### [RECORDS SHOWN]
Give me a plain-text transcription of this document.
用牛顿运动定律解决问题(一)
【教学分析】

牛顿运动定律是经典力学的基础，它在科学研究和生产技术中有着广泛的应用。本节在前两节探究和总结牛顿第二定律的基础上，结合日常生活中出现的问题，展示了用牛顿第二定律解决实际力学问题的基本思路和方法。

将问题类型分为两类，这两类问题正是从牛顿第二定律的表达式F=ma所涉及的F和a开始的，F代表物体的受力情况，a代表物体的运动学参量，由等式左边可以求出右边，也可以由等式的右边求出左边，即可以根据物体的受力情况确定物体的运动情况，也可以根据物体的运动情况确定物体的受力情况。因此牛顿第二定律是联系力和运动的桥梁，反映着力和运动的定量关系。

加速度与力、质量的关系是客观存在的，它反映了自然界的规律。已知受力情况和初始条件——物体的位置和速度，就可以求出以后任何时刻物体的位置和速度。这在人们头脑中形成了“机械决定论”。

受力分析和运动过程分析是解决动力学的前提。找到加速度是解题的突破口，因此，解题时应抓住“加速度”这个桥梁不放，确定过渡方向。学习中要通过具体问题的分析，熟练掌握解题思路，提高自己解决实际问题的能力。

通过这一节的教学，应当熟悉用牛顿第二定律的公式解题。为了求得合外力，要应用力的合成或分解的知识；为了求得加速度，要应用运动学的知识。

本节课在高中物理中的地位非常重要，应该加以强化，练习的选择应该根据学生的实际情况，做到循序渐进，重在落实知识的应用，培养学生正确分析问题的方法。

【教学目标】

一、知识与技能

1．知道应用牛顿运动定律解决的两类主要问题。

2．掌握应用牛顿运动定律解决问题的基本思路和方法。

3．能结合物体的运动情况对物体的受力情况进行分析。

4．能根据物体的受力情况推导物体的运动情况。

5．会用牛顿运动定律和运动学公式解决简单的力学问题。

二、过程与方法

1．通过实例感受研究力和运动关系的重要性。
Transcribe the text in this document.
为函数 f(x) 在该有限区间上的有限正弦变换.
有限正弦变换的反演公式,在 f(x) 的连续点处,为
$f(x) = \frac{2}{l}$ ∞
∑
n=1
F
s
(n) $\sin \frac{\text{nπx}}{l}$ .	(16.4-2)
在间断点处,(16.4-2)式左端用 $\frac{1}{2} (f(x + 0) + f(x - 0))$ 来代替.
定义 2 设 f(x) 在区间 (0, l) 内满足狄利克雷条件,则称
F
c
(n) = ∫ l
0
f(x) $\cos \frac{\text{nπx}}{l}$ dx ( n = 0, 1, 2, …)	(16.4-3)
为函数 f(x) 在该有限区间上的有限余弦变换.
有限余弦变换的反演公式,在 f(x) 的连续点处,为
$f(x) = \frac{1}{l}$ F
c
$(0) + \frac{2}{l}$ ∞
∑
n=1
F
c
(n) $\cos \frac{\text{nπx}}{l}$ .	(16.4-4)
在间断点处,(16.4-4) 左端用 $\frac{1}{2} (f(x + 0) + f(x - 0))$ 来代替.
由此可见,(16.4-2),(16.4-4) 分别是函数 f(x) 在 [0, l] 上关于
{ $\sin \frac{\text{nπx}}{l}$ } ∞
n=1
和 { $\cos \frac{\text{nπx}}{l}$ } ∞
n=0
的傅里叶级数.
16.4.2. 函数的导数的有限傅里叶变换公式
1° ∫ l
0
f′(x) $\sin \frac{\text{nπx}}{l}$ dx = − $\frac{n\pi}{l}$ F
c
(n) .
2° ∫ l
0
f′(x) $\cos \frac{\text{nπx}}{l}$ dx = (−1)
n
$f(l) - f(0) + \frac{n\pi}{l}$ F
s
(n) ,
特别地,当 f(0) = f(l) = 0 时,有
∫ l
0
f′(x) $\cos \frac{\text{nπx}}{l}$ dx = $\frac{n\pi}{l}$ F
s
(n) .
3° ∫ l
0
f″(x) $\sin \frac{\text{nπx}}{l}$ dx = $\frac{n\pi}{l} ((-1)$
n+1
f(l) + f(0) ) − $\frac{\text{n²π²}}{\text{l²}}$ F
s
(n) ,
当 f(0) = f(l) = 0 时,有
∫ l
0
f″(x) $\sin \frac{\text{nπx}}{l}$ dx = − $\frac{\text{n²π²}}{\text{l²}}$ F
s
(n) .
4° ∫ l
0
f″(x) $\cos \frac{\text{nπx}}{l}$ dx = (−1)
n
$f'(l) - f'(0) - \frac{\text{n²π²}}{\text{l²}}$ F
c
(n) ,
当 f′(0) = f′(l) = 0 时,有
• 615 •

### [EXERCISE]
Repeat the material word for word, in full.

### [RESPONSE TO THIS EXERCISE]
Give me a plain-text transcription of this document.
用牛顿运动定律解决问题(一)
【教学分析】

牛顿运动定律是经典力学的基础，它在科学研究和生产技术中有着广泛的应用。本节在前两节探究和总结牛顿第二定律的基础上，结合日常生活中出现的问题，展示了用牛顿第二定律解决实际力学问题的基本思路和方法。

将问题类型分为两类，这两类问题正是从牛顿第二定律的表达式F=ma所涉及的F和a开始的，F代表物体的受力情况，a代表物体的运动学参量，由等式左边可以求出右边，也可以由等式的右边求出左边，即可以根据物体的受力情况确定物体的运动情况，也可以根据物体的运动情况确定物体的受力情况。因此牛顿第二定律是联系力和运动的桥梁，反映着力和运动的定量关系。

加速度与力、质量的关系是客观存在的，它反映了自然界的规律。已知受力情况和初始条件——物体的位置和速度，就可以求出以后任何时刻物体的位置和速度。这在人们头脑中形成了“机械决定论”。

受力分析和运动过程分析是解决动力学的前提。找到加速度是解题的突破口，因此，解题时应抓住“加速度”这个桥梁不放，确定过渡方向。学习中要通过具体问题的分析，熟练掌握解题思路，提高自己解决实际问题的能力。

通过这一节的教学，应当熟悉用牛顿第二定律的公式解题。为了求得合外力，要应用力的合成或分解的知识；为了求得加速度，要应用运动学的知识。

本节课在高中物理中的地位非常重要，应该加以强化，练习的选择应该根据学生的实际情况，做到循序渐进，重在落实知识的应用，培养学生正确分析问题的方法。

【教学目标】

一、知识与技能

1．知道应用牛顿运动定律解决的两类主要问题。

2．掌握应用牛顿运动定律解决问题的基本思路和方法。

3．能结合物体的运动情况对物体的受力情况进行分析。

4．能根据物体的受力情况推导物体的运动情况。

5．会用牛顿运动定律和运动学公式解决简单的力学问题。

二、过程与方法

1．通过实例感受研究力和运动关系的重要性。
Transcribe the text in this document.
为函数 f(x) 在该有限区间上的有限正弦变换.
有限正弦变换的反演公式,在 f(x) 的连续点处,为
$f(x) = \frac{2}{l}$ ∞
∑
n=1
F
s
(n) $\sin \frac{\text{nπx}}{l}$ .	(16.4-2)
在间断点处,(16.4-2)式左端用 $\frac{1}{2} (f(x + 0) + f(x - 0))$ 来代替.
定义 2 设 f(x) 在区间 (0, l) 内满足狄利克雷条件,则称
F
c
(n) = ∫ l
0
f(x) $\cos \frac{\text{nπx}}{l}$ dx ( n = 0, 1, 2, …)	(16.4-3)
为函数 f(x) 在该有限区间上的有限余弦变换.
有限余弦变换的反演公式,在 f(x) 的连续点处,为
$f(x) = \frac{1}{l}$ F
c
$(0) + \frac{2}{l}$ ∞
∑
n=1
F
c
(n) $\cos \frac{\text{nπx}}{l}$ .	(16.4-4)
在间断点处,(16.4-4) 左端用 $\frac{1}{2} (f(x + 0) + f(x - 0))$ 来代替.
由此可见,(16.4-2),(16.4-4) 分别是函数 f(x) 在 [0, l] 上关于
{ $\sin \frac{\text{nπx}}{l}$ } ∞
n=1
和 { $\cos \frac{\text{nπx}}{l}$ } ∞
n=0
的傅里叶级数.
16.4.2. 函数的导数的有限傅里叶变换公式
1° ∫ l
0
f′(x) $\sin \frac{\text{nπx}}{l}$ dx = − $\frac{n\pi}{l}$ F
c
(n) .
2° ∫ l
0
f′(x) $\cos \frac{\text{nπx}}{l}$ dx = (−1)
n
$f(l) - f(0) + \frac{n\pi}{l}$ F
s
(n) ,
特别地,当 f(0) = f(l) = 0 时,有
∫ l
0
f′(x) $\cos \frac{\text{nπx}}{l}$ dx = $\frac{n\pi}{l}$ F
s
(n) .
3° ∫ l
0
f″(x) $\sin \frac{\text{nπx}}{l}$ dx = $\frac{n\pi}{l} ((-1)$
n+1
f(l) + f(0) ) − $\frac{\text{n²π²}}{\text{l²}}$ F
s
(n) ,
当 f(0) = f(l) = 0 时,有
∫ l
0
f″(x) $\sin \frac{\text{nπx}}{l}$ dx = − $\frac{\text{n²π²}}{\text{l²}}$ F
s
(n) .
4° ∫ l
0
f″(x) $\cos \frac{\text{nπx}}{l}$ dx = (−1)
n
$f'(l) - f'(0) - \frac{\text{n²π²}}{\text{l²}}$ F
c
(n) ,
当 f′(0) = f′(l) = 0 时,有
• 615 •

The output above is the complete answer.